◆ DIRECTIONS FOR THIS TASK
The entries below are to be written out again without alteration.

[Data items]
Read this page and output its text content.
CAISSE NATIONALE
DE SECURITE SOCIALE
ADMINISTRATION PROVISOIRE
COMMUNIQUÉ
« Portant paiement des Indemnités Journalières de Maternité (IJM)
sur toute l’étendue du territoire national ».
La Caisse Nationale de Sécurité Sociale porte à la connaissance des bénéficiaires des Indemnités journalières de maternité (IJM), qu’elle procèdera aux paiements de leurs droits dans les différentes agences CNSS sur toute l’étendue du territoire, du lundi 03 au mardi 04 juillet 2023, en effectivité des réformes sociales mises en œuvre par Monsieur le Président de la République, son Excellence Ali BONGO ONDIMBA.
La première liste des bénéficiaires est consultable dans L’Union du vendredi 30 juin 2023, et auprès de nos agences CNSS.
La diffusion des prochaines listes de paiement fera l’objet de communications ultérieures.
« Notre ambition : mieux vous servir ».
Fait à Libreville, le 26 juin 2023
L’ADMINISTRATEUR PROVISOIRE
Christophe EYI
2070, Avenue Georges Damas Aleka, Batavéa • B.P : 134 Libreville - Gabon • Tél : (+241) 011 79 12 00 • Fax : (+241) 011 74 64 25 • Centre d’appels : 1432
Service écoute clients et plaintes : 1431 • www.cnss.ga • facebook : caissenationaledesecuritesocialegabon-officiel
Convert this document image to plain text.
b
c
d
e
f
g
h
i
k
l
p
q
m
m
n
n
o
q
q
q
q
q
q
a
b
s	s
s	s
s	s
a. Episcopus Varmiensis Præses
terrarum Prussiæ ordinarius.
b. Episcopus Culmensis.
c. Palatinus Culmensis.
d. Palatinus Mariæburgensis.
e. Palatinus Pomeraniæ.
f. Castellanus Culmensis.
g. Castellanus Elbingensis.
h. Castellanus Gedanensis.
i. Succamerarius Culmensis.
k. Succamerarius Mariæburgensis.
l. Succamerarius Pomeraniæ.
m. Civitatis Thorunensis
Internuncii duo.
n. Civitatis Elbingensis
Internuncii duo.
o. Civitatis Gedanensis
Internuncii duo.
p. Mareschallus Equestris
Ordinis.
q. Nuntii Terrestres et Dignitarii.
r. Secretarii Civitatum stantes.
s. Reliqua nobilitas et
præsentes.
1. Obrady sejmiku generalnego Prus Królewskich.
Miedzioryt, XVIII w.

◆ ANSWER
Read this page and output its text content.
CAISSE NATIONALE
DE SECURITE SOCIALE
ADMINISTRATION PROVISOIRE
COMMUNIQUÉ
« Portant paiement des Indemnités Journalières de Maternité (IJM)
sur toute l’étendue du territoire national ».
La Caisse Nationale de Sécurité Sociale porte à la connaissance des bénéficiaires des Indemnités journalières de maternité (IJM), qu’elle procèdera aux paiements de leurs droits dans les différentes agences CNSS sur toute l’étendue du territoire, du lundi 03 au mardi 04 juillet 2023, en effectivité des réformes sociales mises en œuvre par Monsieur le Président de la République, son Excellence Ali BONGO ONDIMBA.
La première liste des bénéficiaires est consultable dans L’Union du vendredi 30 juin 2023, et auprès de nos agences CNSS.
La diffusion des prochaines listes de paiement fera l’objet de communications ultérieures.
« Notre ambition : mieux vous servir ».
Fait à Libreville, le 26 juin 2023
L’ADMINISTRATEUR PROVISOIRE
Christophe EYI
2070, Avenue Georges Damas Aleka, Batavéa • B.P : 134 Libreville - Gabon • Tél : (+241) 011 79 12 00 • Fax : (+241) 011 74 64 25 • Centre d’appels : 1432
Service écoute clients et plaintes : 1431 • www.cnss.ga • facebook : caissenationaledesecuritesocialegabon-officiel
Convert this document image to plain text.
b
c
d
e
f
g
h
i
k
l
p
q
m
m
n
n
o
q
q
q
q
q
q
a
b
s	s
s	s
s	s
a. Episcopus Varmiensis Præses
terrarum Prussiæ ordinarius.
b. Episcopus Culmensis.
c. Palatinus Culmensis.
d. Palatinus Mariæburgensis.
e. Palatinus Pomeraniæ.
f. Castellanus Culmensis.
g. Castellanus Elbingensis.
h. Castellanus Gedanensis.
i. Succamerarius Culmensis.
k. Succamerarius Mariæburgensis.
l. Succamerarius Pomeraniæ.
m. Civitatis Thorunensis
Internuncii duo.
n. Civitatis Elbingensis
Internuncii duo.
o. Civitatis Gedanensis
Internuncii duo.
p. Mareschallus Equestris
Ordinis.
q. Nuntii Terrestres et Dignitarii.
r. Secretarii Civitatum stantes.
s. Reliqua nobilitas et
præsentes.
1. Obrady sejmiku generalnego Prus Królewskich.
Miedzioryt, XVIII w.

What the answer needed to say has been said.